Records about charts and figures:
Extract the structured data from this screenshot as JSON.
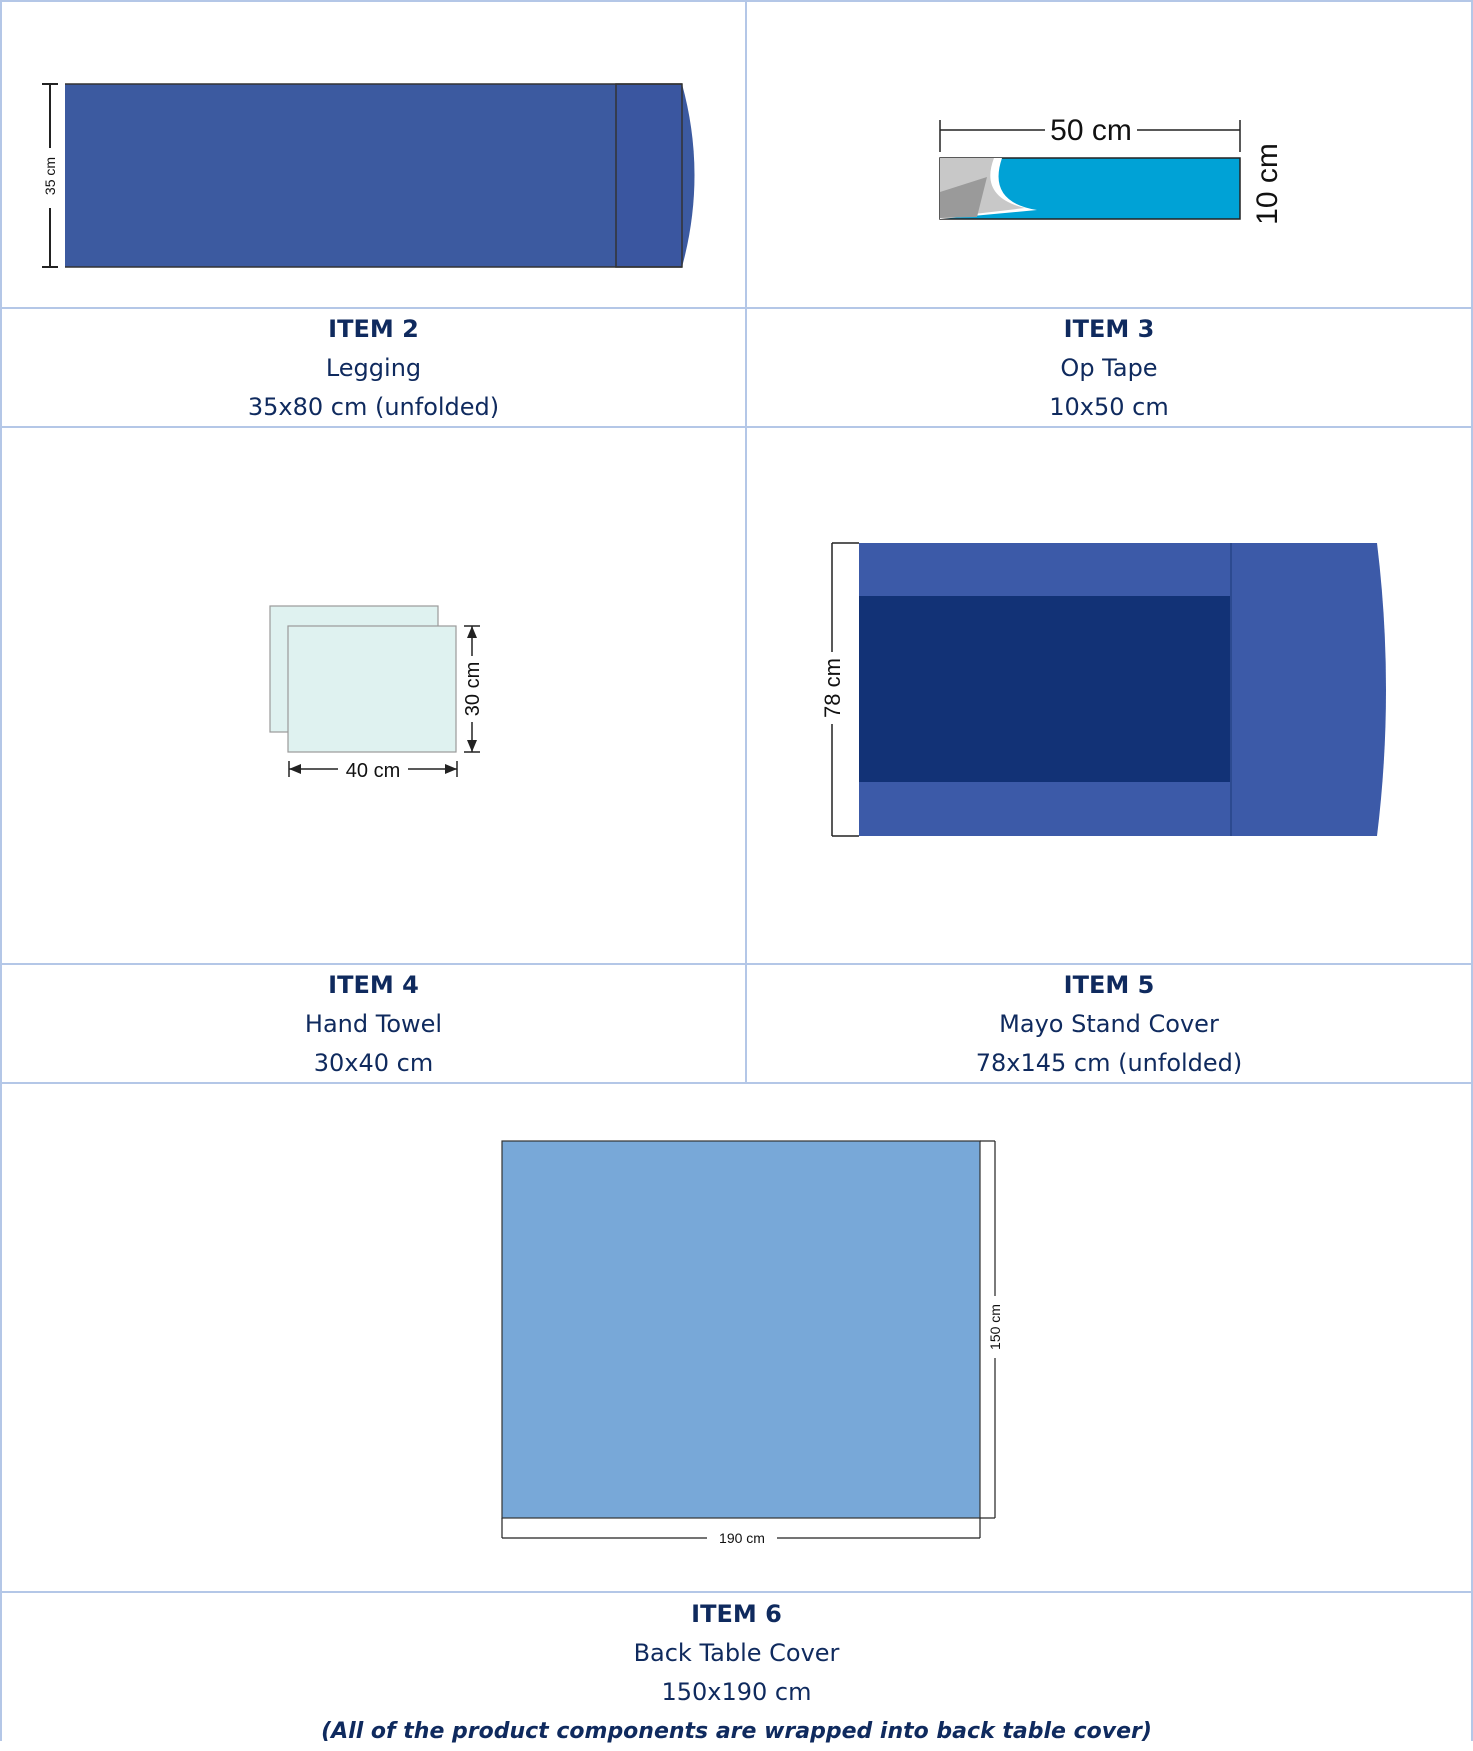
{
  "items": [
    {
      "title": "ITEM 2",
      "name": "Legging",
      "size": "35x80 cm (unfolded)",
      "dimension_labels": [
        "35 cm"
      ],
      "color": "#3c5aa0"
    },
    {
      "title": "ITEM 3",
      "name": "Op Tape",
      "size": "10x50 cm",
      "dimension_labels": [
        "50 cm",
        "10 cm"
      ],
      "color": "#00a2d6"
    },
    {
      "title": "ITEM 4",
      "name": "Hand Towel",
      "size": "30x40 cm",
      "dimension_labels": [
        "30 cm",
        "40 cm"
      ],
      "color": "#dff2f0"
    },
    {
      "title": "ITEM 5",
      "name": "Mayo Stand Cover",
      "size": "78x145 cm (unfolded)",
      "dimension_labels": [
        "78 cm"
      ],
      "color": "#3c5aa8"
    },
    {
      "title": "ITEM 6",
      "name": "Back Table Cover",
      "size": "150x190 cm",
      "note": "(All of the product components are wrapped into back table cover)",
      "dimension_labels": [
        "150 cm",
        "190 cm"
      ],
      "color": "#78a8d8"
    }
  ]
}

Problem statement: All entries must be written out again exactly as given, with no pictures in the copy.

Result of this task:
Extract the structured data from this screenshot as JSON.
{
  "items": [
    {
      "title": "ITEM 2",
      "name": "Legging",
      "size": "35x80 cm (unfolded)",
      "dimension_labels": [
        "35 cm"
      ],
      "color": "#3c5aa0"
    },
    {
      "title": "ITEM 3",
      "name": "Op Tape",
      "size": "10x50 cm",
      "dimension_labels": [
        "50 cm",
        "10 cm"
      ],
      "color": "#00a2d6"
    },
    {
      "title": "ITEM 4",
      "name": "Hand Towel",
      "size": "30x40 cm",
      "dimension_labels": [
        "30 cm",
        "40 cm"
      ],
      "color": "#dff2f0"
    },
    {
      "title": "ITEM 5",
      "name": "Mayo Stand Cover",
      "size": "78x145 cm (unfolded)",
      "dimension_labels": [
        "78 cm"
      ],
      "color": "#3c5aa8"
    },
    {
      "title": "ITEM 6",
      "name": "Back Table Cover",
      "size": "150x190 cm",
      "note": "(All of the product components are wrapped into back table cover)",
      "dimension_labels": [
        "150 cm",
        "190 cm"
      ],
      "color": "#78a8d8"
    }
  ]
}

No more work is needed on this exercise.